* _Stated problem_:
Copy every line of the records below where the word "sports" occurs.

* _Records for processing_:
-=-=-=-=-

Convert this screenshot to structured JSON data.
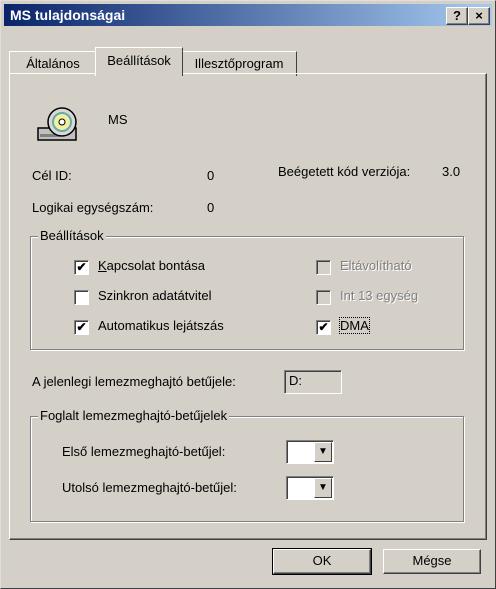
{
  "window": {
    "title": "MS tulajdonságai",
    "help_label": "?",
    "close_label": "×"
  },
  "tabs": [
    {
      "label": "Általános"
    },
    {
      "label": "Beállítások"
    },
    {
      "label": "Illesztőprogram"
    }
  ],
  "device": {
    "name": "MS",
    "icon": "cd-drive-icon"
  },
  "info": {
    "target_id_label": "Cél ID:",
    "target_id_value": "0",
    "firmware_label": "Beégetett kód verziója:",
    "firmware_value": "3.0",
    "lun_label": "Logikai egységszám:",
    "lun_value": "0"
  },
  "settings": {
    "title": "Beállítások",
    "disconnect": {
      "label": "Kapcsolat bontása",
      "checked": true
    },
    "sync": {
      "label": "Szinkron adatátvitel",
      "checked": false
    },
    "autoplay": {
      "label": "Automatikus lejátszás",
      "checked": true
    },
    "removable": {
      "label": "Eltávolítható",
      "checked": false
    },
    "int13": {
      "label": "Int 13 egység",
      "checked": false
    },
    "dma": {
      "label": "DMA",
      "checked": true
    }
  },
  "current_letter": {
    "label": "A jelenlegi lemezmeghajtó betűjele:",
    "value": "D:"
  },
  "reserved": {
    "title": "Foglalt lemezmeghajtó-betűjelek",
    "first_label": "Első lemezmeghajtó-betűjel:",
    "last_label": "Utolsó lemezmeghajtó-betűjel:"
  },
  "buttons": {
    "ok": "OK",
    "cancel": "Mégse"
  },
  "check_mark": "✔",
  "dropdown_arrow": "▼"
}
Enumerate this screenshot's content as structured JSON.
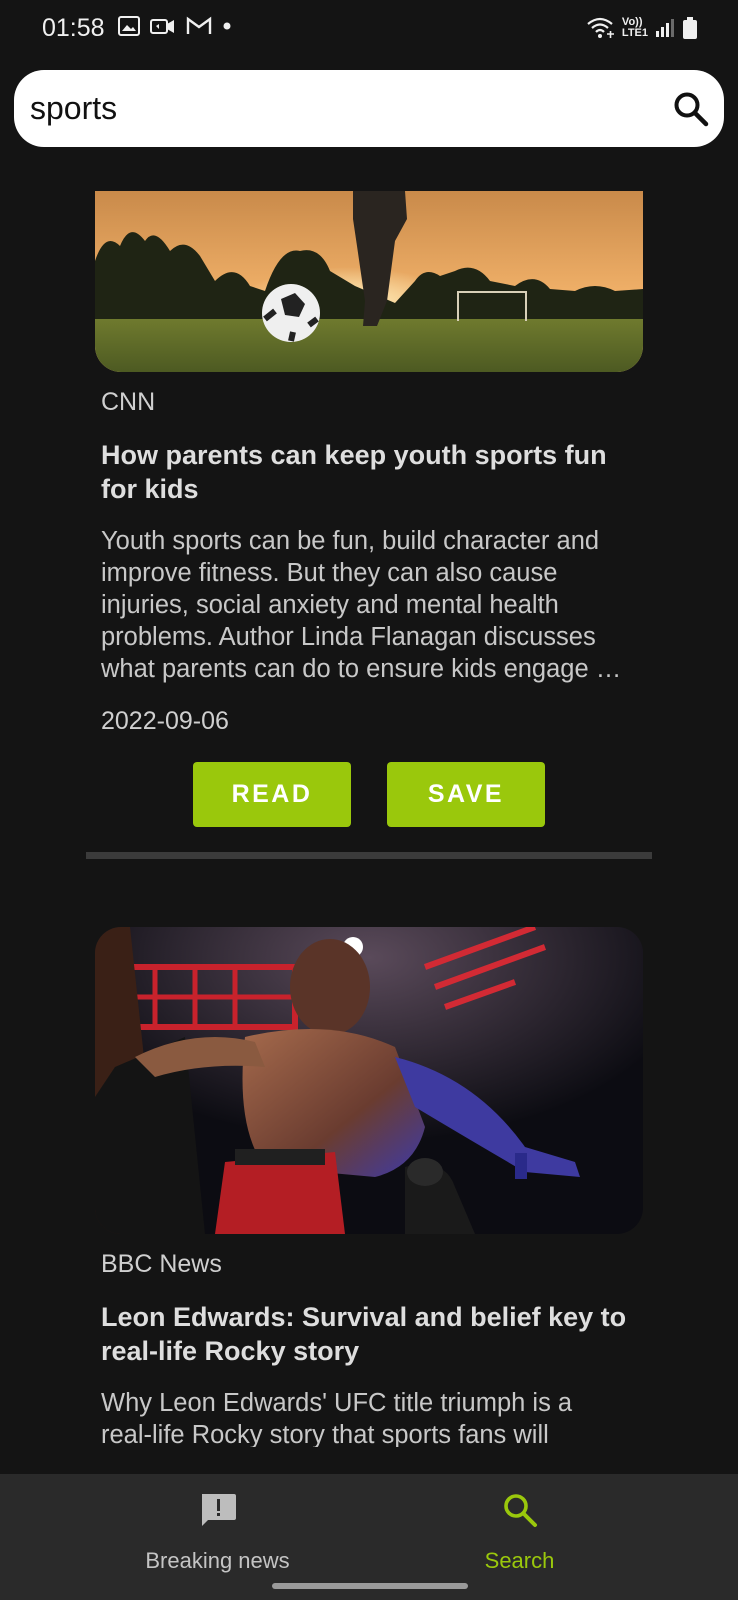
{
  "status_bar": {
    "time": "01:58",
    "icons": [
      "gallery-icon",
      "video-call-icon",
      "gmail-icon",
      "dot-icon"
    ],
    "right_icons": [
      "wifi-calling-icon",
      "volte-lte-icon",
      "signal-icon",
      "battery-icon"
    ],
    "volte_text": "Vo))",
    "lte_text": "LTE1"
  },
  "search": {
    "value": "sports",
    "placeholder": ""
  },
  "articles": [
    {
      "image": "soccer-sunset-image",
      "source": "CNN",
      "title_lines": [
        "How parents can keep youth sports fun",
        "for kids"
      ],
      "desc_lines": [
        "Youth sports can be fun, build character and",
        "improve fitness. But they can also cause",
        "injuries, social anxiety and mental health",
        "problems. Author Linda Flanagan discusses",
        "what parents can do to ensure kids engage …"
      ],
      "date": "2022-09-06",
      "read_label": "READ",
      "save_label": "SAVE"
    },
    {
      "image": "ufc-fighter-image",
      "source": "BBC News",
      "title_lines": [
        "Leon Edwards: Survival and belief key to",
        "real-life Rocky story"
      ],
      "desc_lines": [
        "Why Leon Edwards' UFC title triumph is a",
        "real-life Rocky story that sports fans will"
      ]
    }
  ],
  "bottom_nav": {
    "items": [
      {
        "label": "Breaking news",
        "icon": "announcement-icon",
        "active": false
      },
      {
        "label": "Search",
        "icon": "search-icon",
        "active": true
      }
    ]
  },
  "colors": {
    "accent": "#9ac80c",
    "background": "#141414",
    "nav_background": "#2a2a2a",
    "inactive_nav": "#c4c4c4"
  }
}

-=-=-=-=-

* _Answer to this task_:
    "value": "sports",
        "How parents can keep youth sports fun",
        "Youth sports can be fun, build character and",
        "real-life Rocky story that sports fans will"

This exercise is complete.